- _STATED PROBLEM_
Update the listing below by replacing every "delete-button" with "remove-button", leaving everything else unchanged.
::::::
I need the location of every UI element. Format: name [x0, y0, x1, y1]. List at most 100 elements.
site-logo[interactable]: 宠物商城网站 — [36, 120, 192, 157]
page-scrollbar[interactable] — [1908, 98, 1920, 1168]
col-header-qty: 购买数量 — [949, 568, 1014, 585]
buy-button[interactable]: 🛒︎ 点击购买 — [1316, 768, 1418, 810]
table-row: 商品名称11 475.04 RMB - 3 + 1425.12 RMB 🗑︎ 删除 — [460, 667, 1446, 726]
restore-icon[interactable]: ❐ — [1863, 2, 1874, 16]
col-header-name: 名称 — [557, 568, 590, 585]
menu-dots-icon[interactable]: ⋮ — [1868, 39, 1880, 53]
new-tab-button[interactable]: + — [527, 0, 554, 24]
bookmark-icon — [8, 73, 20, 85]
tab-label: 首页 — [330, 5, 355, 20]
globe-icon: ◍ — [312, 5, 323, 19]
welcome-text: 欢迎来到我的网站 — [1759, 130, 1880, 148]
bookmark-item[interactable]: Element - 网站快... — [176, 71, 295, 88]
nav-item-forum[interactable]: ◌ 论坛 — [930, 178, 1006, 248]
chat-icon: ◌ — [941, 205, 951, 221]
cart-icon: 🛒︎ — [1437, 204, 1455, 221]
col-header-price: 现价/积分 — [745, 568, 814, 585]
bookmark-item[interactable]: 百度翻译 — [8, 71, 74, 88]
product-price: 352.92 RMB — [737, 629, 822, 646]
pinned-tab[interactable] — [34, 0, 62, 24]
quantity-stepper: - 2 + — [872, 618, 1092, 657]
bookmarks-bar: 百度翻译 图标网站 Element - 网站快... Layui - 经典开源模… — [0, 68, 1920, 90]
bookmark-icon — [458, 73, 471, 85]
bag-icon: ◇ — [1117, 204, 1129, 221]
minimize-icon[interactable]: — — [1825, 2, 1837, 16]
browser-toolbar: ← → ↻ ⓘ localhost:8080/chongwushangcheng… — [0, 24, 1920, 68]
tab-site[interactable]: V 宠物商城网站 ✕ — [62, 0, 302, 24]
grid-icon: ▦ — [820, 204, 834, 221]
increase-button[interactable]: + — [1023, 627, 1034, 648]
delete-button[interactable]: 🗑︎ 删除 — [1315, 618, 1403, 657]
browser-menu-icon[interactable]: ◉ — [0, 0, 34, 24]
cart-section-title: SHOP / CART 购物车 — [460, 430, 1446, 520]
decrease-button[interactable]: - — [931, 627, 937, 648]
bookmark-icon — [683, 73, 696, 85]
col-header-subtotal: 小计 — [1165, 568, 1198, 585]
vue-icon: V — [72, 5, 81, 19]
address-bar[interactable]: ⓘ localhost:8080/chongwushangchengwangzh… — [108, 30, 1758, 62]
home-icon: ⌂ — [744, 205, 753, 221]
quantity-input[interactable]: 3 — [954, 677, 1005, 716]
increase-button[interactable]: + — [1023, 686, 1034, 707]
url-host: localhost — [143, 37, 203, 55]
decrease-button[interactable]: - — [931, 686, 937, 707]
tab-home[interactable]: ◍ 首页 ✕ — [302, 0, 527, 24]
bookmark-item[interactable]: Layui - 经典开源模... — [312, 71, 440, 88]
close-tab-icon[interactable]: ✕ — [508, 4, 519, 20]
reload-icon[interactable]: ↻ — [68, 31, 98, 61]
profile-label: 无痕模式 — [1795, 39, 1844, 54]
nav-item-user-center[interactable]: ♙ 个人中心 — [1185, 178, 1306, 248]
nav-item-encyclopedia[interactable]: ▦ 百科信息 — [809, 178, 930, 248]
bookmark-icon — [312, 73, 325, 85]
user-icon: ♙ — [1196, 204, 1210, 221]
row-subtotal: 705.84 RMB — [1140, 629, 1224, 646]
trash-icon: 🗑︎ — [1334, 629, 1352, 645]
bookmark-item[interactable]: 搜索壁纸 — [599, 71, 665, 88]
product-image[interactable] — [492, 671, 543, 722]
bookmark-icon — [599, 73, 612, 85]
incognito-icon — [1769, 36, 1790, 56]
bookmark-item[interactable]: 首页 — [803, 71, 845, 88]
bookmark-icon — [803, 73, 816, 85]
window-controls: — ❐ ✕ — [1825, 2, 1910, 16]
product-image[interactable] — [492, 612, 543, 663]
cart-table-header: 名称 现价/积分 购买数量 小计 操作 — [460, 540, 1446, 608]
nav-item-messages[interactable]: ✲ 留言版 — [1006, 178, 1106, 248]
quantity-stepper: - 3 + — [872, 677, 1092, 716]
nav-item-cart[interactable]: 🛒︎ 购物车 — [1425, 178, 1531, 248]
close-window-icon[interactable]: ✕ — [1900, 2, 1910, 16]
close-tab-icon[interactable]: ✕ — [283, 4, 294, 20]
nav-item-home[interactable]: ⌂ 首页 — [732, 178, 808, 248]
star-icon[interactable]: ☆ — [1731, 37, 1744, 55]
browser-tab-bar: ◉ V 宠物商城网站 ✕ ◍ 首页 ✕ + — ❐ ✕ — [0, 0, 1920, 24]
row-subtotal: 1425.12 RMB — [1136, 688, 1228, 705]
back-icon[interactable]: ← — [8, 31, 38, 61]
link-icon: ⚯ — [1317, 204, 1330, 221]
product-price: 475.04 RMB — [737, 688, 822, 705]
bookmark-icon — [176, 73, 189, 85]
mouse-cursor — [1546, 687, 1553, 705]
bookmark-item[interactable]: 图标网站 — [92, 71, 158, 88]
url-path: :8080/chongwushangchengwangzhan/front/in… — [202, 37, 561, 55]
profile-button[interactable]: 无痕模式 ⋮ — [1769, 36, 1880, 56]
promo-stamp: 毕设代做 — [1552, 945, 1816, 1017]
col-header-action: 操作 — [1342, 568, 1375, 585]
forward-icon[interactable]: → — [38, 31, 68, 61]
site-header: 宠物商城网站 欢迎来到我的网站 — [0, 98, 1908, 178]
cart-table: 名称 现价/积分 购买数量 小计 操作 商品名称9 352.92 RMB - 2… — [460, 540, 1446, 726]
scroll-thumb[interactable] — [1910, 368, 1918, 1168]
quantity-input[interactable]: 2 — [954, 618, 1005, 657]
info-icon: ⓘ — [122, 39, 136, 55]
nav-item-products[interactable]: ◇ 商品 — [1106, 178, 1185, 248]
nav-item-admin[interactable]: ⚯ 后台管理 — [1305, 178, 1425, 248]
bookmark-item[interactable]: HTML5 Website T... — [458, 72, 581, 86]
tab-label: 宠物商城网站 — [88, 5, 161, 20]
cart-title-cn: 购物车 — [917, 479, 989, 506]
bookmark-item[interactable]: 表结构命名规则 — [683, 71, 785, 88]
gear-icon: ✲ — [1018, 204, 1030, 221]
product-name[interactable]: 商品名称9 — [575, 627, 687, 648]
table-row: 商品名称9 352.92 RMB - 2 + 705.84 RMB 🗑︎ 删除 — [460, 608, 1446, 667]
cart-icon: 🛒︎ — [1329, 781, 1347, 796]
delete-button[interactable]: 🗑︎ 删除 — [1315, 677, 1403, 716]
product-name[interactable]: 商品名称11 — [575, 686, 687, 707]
::::::
- _REPLY TO THE TASK_
I need the location of every UI element. Format: name [x0, y0, x1, y1]. List at most 100 elements.
site-logo[interactable]: 宠物商城网站 — [36, 120, 192, 157]
page-scrollbar[interactable] — [1908, 98, 1920, 1168]
col-header-qty: 购买数量 — [949, 568, 1014, 585]
buy-button[interactable]: 🛒︎ 点击购买 — [1316, 768, 1418, 810]
table-row: 商品名称11 475.04 RMB - 3 + 1425.12 RMB 🗑︎ 删除 — [460, 667, 1446, 726]
restore-icon[interactable]: ❐ — [1863, 2, 1874, 16]
col-header-name: 名称 — [557, 568, 590, 585]
menu-dots-icon[interactable]: ⋮ — [1868, 39, 1880, 53]
new-tab-button[interactable]: + — [527, 0, 554, 24]
bookmark-icon — [8, 73, 20, 85]
tab-label: 首页 — [330, 5, 355, 20]
globe-icon: ◍ — [312, 5, 323, 19]
welcome-text: 欢迎来到我的网站 — [1759, 130, 1880, 148]
bookmark-item[interactable]: Element - 网站快... — [176, 71, 295, 88]
nav-item-forum[interactable]: ◌ 论坛 — [930, 178, 1006, 248]
chat-icon: ◌ — [941, 205, 951, 221]
cart-icon: 🛒︎ — [1437, 204, 1455, 221]
col-header-price: 现价/积分 — [745, 568, 814, 585]
bookmark-item[interactable]: 百度翻译 — [8, 71, 74, 88]
product-price: 352.92 RMB — [737, 629, 822, 646]
pinned-tab[interactable] — [34, 0, 62, 24]
quantity-stepper: - 2 + — [872, 618, 1092, 657]
bookmarks-bar: 百度翻译 图标网站 Element - 网站快... Layui - 经典开源模… — [0, 68, 1920, 90]
bookmark-icon — [458, 73, 471, 85]
bag-icon: ◇ — [1117, 204, 1129, 221]
minimize-icon[interactable]: — — [1825, 2, 1837, 16]
browser-toolbar: ← → ↻ ⓘ localhost:8080/chongwushangcheng… — [0, 24, 1920, 68]
tab-site[interactable]: V 宠物商城网站 ✕ — [62, 0, 302, 24]
grid-icon: ▦ — [820, 204, 834, 221]
increase-button[interactable]: + — [1023, 627, 1034, 648]
remove-button[interactable]: 🗑︎ 删除 — [1315, 618, 1403, 657]
browser-menu-icon[interactable]: ◉ — [0, 0, 34, 24]
cart-section-title: SHOP / CART 购物车 — [460, 430, 1446, 520]
decrease-button[interactable]: - — [931, 627, 937, 648]
bookmark-icon — [683, 73, 696, 85]
col-header-subtotal: 小计 — [1165, 568, 1198, 585]
vue-icon: V — [72, 5, 81, 19]
address-bar[interactable]: ⓘ localhost:8080/chongwushangchengwangzh… — [108, 30, 1758, 62]
home-icon: ⌂ — [744, 205, 753, 221]
quantity-input[interactable]: 3 — [954, 677, 1005, 716]
increase-button[interactable]: + — [1023, 686, 1034, 707]
url-host: localhost — [143, 37, 203, 55]
decrease-button[interactable]: - — [931, 686, 937, 707]
tab-home[interactable]: ◍ 首页 ✕ — [302, 0, 527, 24]
bookmark-item[interactable]: Layui - 经典开源模... — [312, 71, 440, 88]
close-tab-icon[interactable]: ✕ — [508, 4, 519, 20]
reload-icon[interactable]: ↻ — [68, 31, 98, 61]
profile-label: 无痕模式 — [1795, 39, 1844, 54]
nav-item-user-center[interactable]: ♙ 个人中心 — [1185, 178, 1306, 248]
nav-item-encyclopedia[interactable]: ▦ 百科信息 — [809, 178, 930, 248]
bookmark-icon — [312, 73, 325, 85]
user-icon: ♙ — [1196, 204, 1210, 221]
row-subtotal: 705.84 RMB — [1140, 629, 1224, 646]
trash-icon: 🗑︎ — [1334, 629, 1352, 645]
bookmark-item[interactable]: 搜索壁纸 — [599, 71, 665, 88]
product-image[interactable] — [492, 671, 543, 722]
bookmark-icon — [599, 73, 612, 85]
incognito-icon — [1769, 36, 1790, 56]
bookmark-item[interactable]: 首页 — [803, 71, 845, 88]
bookmark-icon — [803, 73, 816, 85]
window-controls: — ❐ ✕ — [1825, 2, 1910, 16]
product-image[interactable] — [492, 612, 543, 663]
cart-table-header: 名称 现价/积分 购买数量 小计 操作 — [460, 540, 1446, 608]
nav-item-messages[interactable]: ✲ 留言版 — [1006, 178, 1106, 248]
quantity-stepper: - 3 + — [872, 677, 1092, 716]
nav-item-cart[interactable]: 🛒︎ 购物车 — [1425, 178, 1531, 248]
close-window-icon[interactable]: ✕ — [1900, 2, 1910, 16]
close-tab-icon[interactable]: ✕ — [283, 4, 294, 20]
nav-item-home[interactable]: ⌂ 首页 — [732, 178, 808, 248]
star-icon[interactable]: ☆ — [1731, 37, 1744, 55]
browser-tab-bar: ◉ V 宠物商城网站 ✕ ◍ 首页 ✕ + — ❐ ✕ — [0, 0, 1920, 24]
row-subtotal: 1425.12 RMB — [1136, 688, 1228, 705]
back-icon[interactable]: ← — [8, 31, 38, 61]
link-icon: ⚯ — [1317, 204, 1330, 221]
product-price: 475.04 RMB — [737, 688, 822, 705]
bookmark-icon — [176, 73, 189, 85]
mouse-cursor — [1546, 687, 1553, 705]
bookmark-item[interactable]: 图标网站 — [92, 71, 158, 88]
url-path: :8080/chongwushangchengwangzhan/front/in… — [202, 37, 561, 55]
profile-button[interactable]: 无痕模式 ⋮ — [1769, 36, 1880, 56]
promo-stamp: 毕设代做 — [1552, 945, 1816, 1017]
col-header-action: 操作 — [1342, 568, 1375, 585]
forward-icon[interactable]: → — [38, 31, 68, 61]
site-header: 宠物商城网站 欢迎来到我的网站 — [0, 98, 1908, 178]
cart-table: 名称 现价/积分 购买数量 小计 操作 商品名称9 352.92 RMB - 2… — [460, 540, 1446, 726]
scroll-thumb[interactable] — [1910, 368, 1918, 1168]
quantity-input[interactable]: 2 — [954, 618, 1005, 657]
info-icon: ⓘ — [122, 39, 136, 55]
nav-item-products[interactable]: ◇ 商品 — [1106, 178, 1185, 248]
nav-item-admin[interactable]: ⚯ 后台管理 — [1305, 178, 1425, 248]
bookmark-item[interactable]: HTML5 Website T... — [458, 72, 581, 86]
tab-label: 宠物商城网站 — [88, 5, 161, 20]
cart-title-cn: 购物车 — [917, 479, 989, 506]
bookmark-item[interactable]: 表结构命名规则 — [683, 71, 785, 88]
gear-icon: ✲ — [1018, 204, 1030, 221]
product-name[interactable]: 商品名称9 — [575, 627, 687, 648]
table-row: 商品名称9 352.92 RMB - 2 + 705.84 RMB 🗑︎ 删除 — [460, 608, 1446, 667]
cart-icon: 🛒︎ — [1329, 781, 1347, 796]
remove-button[interactable]: 🗑︎ 删除 — [1315, 677, 1403, 716]
product-name[interactable]: 商品名称11 — [575, 686, 687, 707]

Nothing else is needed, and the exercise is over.